__Passage provided__.
+---+
## Import Libraries


In [1]:
import os
import warnings
from dotenv import load_dotenv
from typing import List

# Haystack Imports
from haystack import Pipeline, component
from haystack.components.embedders import SentenceTransformersTextEmbedder
from haystack.components.builders import ChatPromptBuilder
from haystack.dataclasses import ChatMessage

# Haystack-MongoDB Integration Imports
from haystack_integrations.document_stores.mongodb_atlas import MongoDBAtlasDocumentStore
from haystack_integrations.components.retrievers.mongodb_atlas import MongoDBAtlasEmbeddingRetriever

# Groq Import
from groq import Groq

warnings.filterwarnings("ignore", category=UserWarning, message="The instance of ChatPromptBuilder is not serializable.")

  from .autonotebook import tqdm as notebook_tqdm


In [2]:
load_dotenv()

True

## Custom Groq Generator Classes

In [None]:
@component
class GroqChatGenerator:
    def __init__(self, model: str = "llama3-70b-8192", api_key: str = None): # type: ignore
        """
        Initializes the GroqChatGenerator.
        The default model has been updated to a current, active model.
        """
        self.client = Groq(api_key=api_key or os.environ.get("GROQ_API_KEY"))
        self.model = model
    
    @component.output_types(replies=List[ChatMessage])
    def run(self, messages: List[ChatMessage]):
        if not messages:
            raise ValueError("The 'messages' list received by GroqChatGenerator is empty.")

        groq_messages = []
        for msg in messages:
            content = ""
            if hasattr(msg, 'content'):
                content = msg.content
            elif hasattr(msg, 'text'):
                content = msg.text

            if content and hasattr(msg, 'role'):
                role = msg.role.value if hasattr(msg.role, 'value') else str(msg.role)
                groq_messages.append({"role": role.lower(), "content": content})

        if not groq_messages:
            raise ValueError(
                "The 'groq_messages' list is empty after conversion. "
+---+
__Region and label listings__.
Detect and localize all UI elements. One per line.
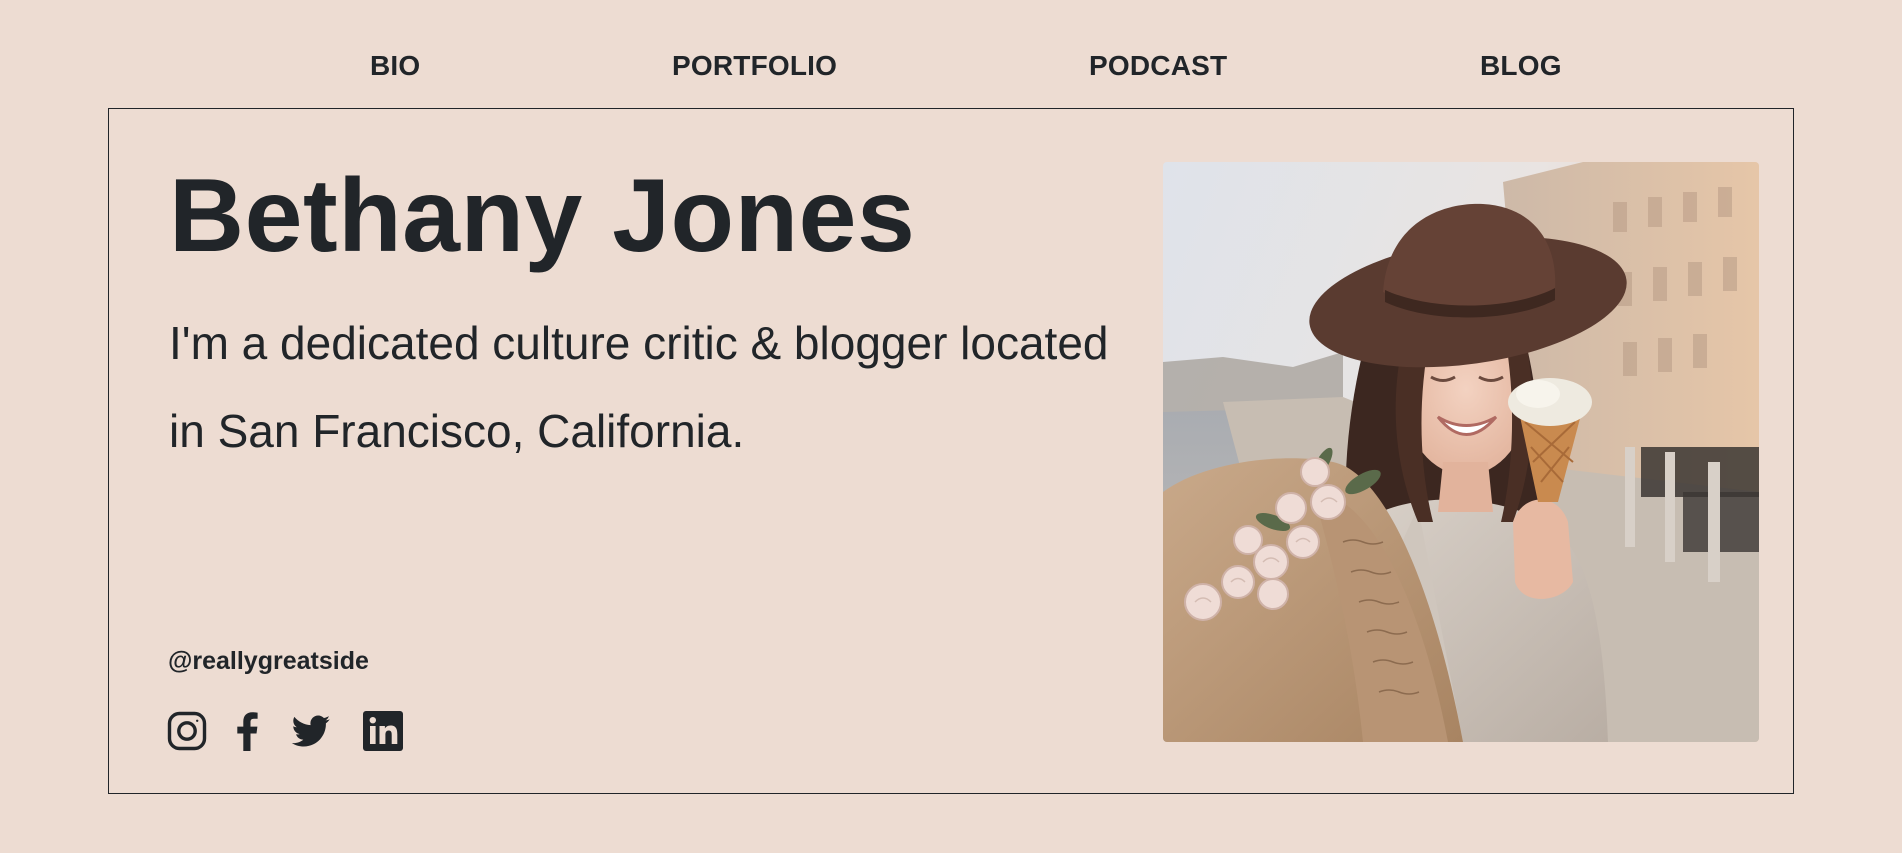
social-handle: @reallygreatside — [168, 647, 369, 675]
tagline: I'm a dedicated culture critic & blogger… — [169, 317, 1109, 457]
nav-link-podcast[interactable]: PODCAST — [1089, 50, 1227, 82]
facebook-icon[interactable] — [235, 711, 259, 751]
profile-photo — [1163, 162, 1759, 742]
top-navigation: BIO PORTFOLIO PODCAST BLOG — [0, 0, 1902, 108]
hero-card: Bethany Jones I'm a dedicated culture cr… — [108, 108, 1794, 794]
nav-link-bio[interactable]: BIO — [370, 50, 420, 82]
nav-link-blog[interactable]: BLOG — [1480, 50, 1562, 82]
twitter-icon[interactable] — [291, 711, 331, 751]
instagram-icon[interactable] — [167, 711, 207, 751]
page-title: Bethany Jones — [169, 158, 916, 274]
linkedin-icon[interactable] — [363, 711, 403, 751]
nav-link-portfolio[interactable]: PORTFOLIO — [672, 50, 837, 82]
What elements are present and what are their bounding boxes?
+---+
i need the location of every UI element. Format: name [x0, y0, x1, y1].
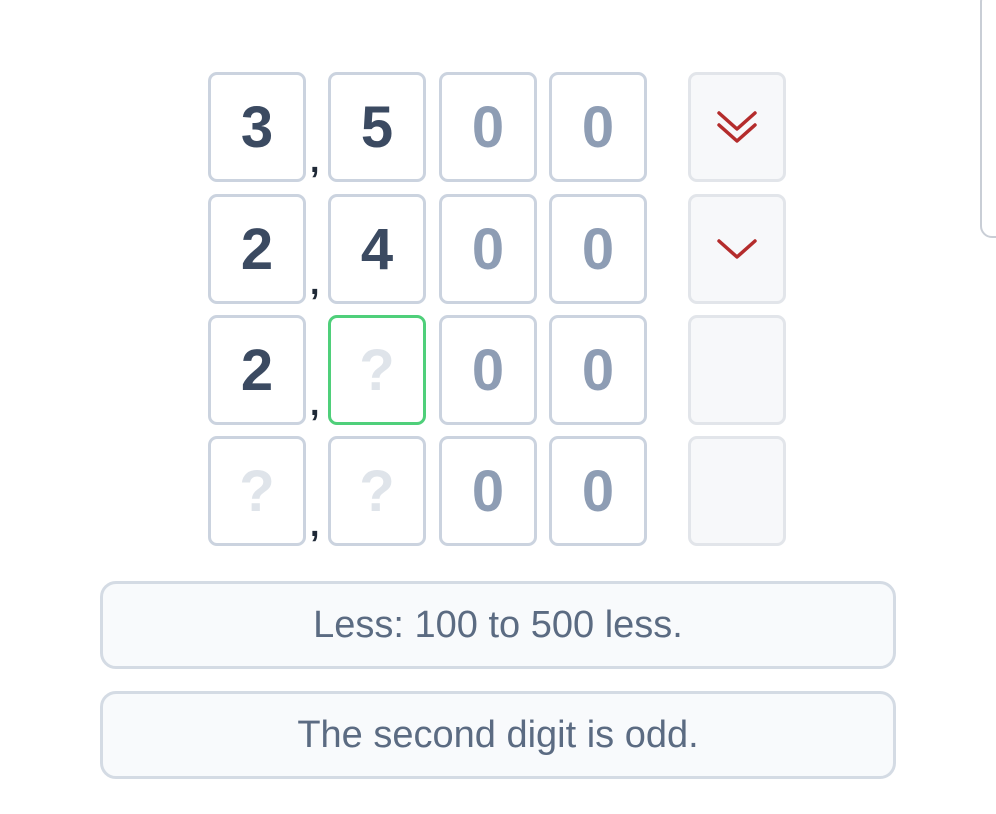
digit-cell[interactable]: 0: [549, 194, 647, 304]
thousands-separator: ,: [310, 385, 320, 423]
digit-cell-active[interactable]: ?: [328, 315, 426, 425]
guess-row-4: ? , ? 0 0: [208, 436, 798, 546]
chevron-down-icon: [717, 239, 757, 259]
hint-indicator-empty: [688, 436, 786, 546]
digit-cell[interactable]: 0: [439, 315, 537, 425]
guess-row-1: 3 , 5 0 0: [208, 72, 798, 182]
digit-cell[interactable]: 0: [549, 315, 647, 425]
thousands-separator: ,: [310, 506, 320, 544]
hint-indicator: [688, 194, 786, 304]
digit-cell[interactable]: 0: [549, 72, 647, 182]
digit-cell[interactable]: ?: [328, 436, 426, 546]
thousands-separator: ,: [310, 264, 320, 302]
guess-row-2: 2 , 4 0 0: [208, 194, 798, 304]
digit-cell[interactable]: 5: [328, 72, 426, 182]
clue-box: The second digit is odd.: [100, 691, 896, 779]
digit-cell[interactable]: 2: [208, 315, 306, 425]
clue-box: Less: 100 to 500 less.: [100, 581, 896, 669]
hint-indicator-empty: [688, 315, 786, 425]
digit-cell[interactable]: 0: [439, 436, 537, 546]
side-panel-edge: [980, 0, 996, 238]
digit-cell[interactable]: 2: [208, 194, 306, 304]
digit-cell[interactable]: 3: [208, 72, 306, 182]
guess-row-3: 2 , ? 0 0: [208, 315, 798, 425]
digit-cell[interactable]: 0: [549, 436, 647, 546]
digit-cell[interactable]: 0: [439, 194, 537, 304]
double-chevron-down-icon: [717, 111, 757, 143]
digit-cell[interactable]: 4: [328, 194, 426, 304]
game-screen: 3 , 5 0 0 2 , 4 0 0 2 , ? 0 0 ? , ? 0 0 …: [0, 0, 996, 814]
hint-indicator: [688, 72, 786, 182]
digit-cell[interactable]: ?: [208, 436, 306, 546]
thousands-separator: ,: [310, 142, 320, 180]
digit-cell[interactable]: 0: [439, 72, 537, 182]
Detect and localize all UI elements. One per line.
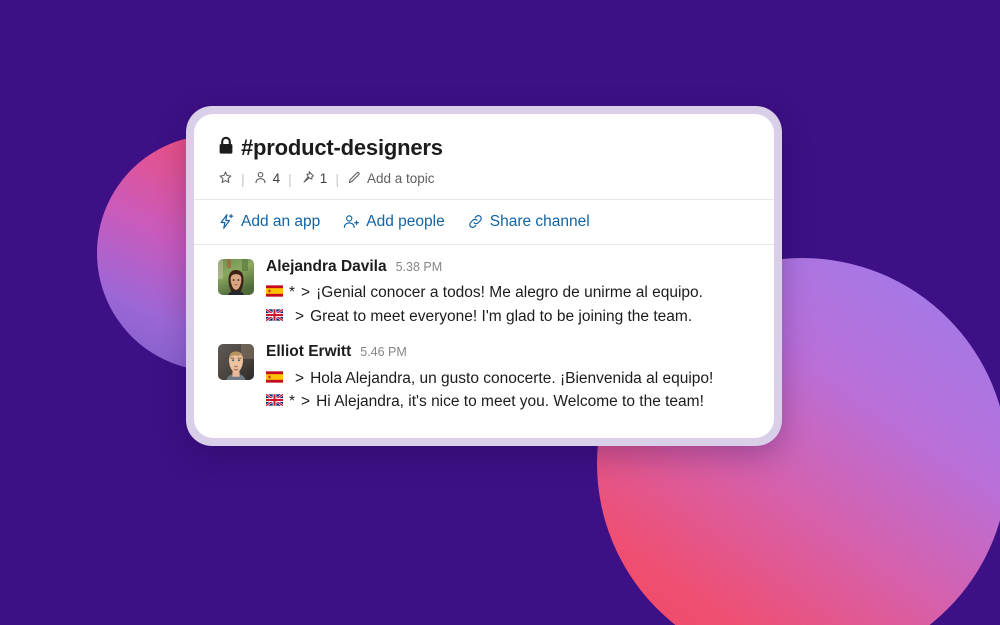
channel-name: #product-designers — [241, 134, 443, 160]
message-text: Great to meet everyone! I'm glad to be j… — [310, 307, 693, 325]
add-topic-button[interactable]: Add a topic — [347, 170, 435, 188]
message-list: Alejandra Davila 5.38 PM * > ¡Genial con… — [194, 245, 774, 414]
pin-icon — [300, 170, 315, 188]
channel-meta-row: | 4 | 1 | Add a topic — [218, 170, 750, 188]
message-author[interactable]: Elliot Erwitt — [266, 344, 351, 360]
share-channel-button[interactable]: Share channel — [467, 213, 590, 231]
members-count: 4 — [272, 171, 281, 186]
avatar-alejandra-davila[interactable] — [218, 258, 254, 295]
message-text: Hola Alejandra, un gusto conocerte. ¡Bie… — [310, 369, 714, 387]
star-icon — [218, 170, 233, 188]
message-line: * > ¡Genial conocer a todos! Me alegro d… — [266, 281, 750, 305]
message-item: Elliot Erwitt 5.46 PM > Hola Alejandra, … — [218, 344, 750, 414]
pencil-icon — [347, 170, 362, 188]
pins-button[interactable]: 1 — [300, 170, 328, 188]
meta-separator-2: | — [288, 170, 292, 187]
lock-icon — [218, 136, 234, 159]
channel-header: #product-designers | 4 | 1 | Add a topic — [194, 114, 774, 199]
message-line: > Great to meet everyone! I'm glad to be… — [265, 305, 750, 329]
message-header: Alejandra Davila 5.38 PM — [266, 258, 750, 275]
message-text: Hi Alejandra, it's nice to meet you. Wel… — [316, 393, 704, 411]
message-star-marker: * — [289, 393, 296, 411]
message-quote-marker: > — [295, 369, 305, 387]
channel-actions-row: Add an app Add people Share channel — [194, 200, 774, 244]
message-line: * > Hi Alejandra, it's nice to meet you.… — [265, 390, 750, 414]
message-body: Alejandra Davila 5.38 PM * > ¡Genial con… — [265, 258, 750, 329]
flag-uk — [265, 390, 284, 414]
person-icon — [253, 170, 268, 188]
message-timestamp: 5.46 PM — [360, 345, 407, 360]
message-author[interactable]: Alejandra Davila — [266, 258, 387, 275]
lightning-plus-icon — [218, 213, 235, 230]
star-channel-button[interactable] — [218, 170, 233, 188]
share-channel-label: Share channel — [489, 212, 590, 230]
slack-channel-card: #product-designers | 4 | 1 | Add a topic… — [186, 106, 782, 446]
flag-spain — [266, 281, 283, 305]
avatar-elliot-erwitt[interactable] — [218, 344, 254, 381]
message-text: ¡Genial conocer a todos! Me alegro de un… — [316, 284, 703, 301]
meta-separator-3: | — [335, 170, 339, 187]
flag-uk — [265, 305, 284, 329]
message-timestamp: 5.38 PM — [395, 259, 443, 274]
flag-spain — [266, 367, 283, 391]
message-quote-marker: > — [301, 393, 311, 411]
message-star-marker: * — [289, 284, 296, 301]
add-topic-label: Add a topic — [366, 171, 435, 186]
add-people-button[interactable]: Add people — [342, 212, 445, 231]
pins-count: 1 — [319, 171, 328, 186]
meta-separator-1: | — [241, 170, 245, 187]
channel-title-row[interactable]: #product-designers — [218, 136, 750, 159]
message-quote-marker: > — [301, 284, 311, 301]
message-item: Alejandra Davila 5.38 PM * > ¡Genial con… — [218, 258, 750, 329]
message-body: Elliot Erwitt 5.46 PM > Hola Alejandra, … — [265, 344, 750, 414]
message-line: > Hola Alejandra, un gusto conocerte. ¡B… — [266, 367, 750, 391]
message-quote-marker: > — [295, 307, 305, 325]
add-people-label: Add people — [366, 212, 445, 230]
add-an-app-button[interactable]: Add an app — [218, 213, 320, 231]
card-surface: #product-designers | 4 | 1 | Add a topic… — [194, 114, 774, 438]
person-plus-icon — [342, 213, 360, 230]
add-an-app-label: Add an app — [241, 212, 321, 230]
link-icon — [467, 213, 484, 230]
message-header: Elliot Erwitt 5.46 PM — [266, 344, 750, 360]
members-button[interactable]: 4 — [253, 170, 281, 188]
+---+
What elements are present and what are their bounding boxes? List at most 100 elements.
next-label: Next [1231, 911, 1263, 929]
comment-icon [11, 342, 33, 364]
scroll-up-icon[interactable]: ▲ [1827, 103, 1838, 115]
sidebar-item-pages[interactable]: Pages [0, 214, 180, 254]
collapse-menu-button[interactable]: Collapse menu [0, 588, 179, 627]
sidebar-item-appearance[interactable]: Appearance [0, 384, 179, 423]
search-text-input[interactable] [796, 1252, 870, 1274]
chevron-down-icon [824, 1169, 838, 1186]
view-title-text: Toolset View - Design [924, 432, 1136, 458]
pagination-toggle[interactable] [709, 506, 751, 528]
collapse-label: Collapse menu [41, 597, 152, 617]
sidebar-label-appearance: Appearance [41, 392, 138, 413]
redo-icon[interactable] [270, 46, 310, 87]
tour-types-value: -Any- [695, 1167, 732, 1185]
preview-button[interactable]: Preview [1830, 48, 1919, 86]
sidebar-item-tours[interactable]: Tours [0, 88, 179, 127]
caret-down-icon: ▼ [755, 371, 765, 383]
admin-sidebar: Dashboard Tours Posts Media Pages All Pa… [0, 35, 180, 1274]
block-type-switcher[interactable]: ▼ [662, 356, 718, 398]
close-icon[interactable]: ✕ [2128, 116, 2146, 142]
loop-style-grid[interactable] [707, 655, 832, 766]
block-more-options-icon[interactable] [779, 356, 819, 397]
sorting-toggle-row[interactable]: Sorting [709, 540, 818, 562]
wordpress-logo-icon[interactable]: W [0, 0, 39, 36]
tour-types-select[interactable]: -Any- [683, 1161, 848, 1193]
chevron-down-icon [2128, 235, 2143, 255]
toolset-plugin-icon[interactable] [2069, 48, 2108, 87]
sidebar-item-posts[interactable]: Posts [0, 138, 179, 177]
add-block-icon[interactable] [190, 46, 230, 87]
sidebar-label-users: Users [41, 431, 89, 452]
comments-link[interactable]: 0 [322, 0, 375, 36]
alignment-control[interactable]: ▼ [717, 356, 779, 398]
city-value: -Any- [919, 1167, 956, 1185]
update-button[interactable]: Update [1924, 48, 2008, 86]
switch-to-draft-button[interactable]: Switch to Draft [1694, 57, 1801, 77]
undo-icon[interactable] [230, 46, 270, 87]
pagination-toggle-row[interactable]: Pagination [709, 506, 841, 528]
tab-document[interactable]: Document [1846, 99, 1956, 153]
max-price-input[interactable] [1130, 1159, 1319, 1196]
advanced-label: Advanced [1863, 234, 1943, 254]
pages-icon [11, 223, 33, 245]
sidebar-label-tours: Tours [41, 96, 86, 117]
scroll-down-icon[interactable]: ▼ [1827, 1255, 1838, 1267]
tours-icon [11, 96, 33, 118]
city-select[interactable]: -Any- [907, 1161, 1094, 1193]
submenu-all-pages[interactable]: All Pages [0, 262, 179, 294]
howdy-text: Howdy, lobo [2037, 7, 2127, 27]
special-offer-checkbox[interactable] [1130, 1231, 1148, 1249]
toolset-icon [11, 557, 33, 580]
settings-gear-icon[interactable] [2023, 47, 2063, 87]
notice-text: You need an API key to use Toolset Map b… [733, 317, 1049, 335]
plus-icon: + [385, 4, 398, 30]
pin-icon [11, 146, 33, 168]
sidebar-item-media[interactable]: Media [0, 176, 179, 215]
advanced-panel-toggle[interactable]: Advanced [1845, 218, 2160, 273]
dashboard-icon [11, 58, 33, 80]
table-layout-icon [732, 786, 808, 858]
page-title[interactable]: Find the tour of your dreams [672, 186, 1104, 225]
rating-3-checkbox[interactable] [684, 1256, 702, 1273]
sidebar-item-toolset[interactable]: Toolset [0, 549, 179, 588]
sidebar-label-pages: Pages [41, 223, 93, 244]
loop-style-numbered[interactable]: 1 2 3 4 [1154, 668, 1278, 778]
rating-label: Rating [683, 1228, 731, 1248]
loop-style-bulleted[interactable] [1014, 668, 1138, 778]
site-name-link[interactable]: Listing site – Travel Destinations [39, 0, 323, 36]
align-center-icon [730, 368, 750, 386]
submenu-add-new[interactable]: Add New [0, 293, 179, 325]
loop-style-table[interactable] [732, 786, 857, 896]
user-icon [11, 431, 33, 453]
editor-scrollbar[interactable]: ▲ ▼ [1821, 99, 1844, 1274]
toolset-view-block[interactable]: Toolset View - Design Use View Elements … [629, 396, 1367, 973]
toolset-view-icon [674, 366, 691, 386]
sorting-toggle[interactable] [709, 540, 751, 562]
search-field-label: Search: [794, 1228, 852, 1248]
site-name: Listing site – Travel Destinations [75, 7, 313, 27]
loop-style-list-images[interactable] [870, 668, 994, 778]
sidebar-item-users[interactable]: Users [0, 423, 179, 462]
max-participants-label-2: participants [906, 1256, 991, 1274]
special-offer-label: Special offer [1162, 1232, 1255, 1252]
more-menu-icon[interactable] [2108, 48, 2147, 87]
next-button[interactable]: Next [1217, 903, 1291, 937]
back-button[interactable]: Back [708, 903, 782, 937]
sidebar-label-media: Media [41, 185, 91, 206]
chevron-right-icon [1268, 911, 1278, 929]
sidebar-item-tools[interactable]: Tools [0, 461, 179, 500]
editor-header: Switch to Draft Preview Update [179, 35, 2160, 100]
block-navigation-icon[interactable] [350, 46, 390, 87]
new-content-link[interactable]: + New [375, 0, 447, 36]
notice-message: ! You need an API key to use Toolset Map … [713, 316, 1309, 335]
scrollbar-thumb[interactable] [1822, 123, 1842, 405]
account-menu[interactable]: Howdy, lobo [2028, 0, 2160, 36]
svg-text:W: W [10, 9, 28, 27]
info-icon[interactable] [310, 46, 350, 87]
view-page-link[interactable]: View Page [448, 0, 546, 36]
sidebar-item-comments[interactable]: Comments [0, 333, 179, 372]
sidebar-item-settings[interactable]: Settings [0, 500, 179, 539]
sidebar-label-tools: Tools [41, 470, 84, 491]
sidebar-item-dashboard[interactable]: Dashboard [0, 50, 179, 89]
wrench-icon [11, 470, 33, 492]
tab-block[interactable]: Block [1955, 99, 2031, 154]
+---+
__What you need to do__.
1. In the notebook code on Haystack and Groq, list every name imported under the "# Haystack Imports" comment.
2. In the notebook code on Haystack and Groq, which model does GroqChatGenerator use by default?
3. Write the next part of the notebook code on Haystack and Groq, picking up where it stops.

__Answers to the problems__.
1. Pipeline, component, SentenceTransformersTextEmbedder, ChatPromptBuilder, ChatMessage

2. llama3-70b-8192

3.
                "The ChatMessage objects seem to be malformed (missing .role or .content/.text)."
            )

        response = self.client.chat.completions.create(
            model=self.model,
            messages=groq_messages,
            temperature=0.7,
            max_tokens=1000
        )
        
        return {
            "replies": [
                ChatMessage.from_assistant(response.choices[0].message.content)
            ]
        }

## Setup Document Stores


In [4]:
products_document_store = MongoDBAtlasDocumentStore(
    database_name="smartshopper_store",
    collection_name="products",
    vector_search_index="vector_index",
    full_text_search_index="search_index",
)

common_info_document_store = MongoDBAtlasDocumentStore(
    database_name="smartshopper_store",
    collection_name="common_info", 
    vector_search_index="common_info_vector_index",
    full_text_search_index="common_info_search_index",
)

## Test Product Recommendation Generation


In [5]:
product_messages = [
    ChatMessage.from_system("You are a helpful shop assistant that provides product recommendations."),
    ChatMessage.from_user(
        """
        Your task is to generate a list of products that best match the query based on the available products.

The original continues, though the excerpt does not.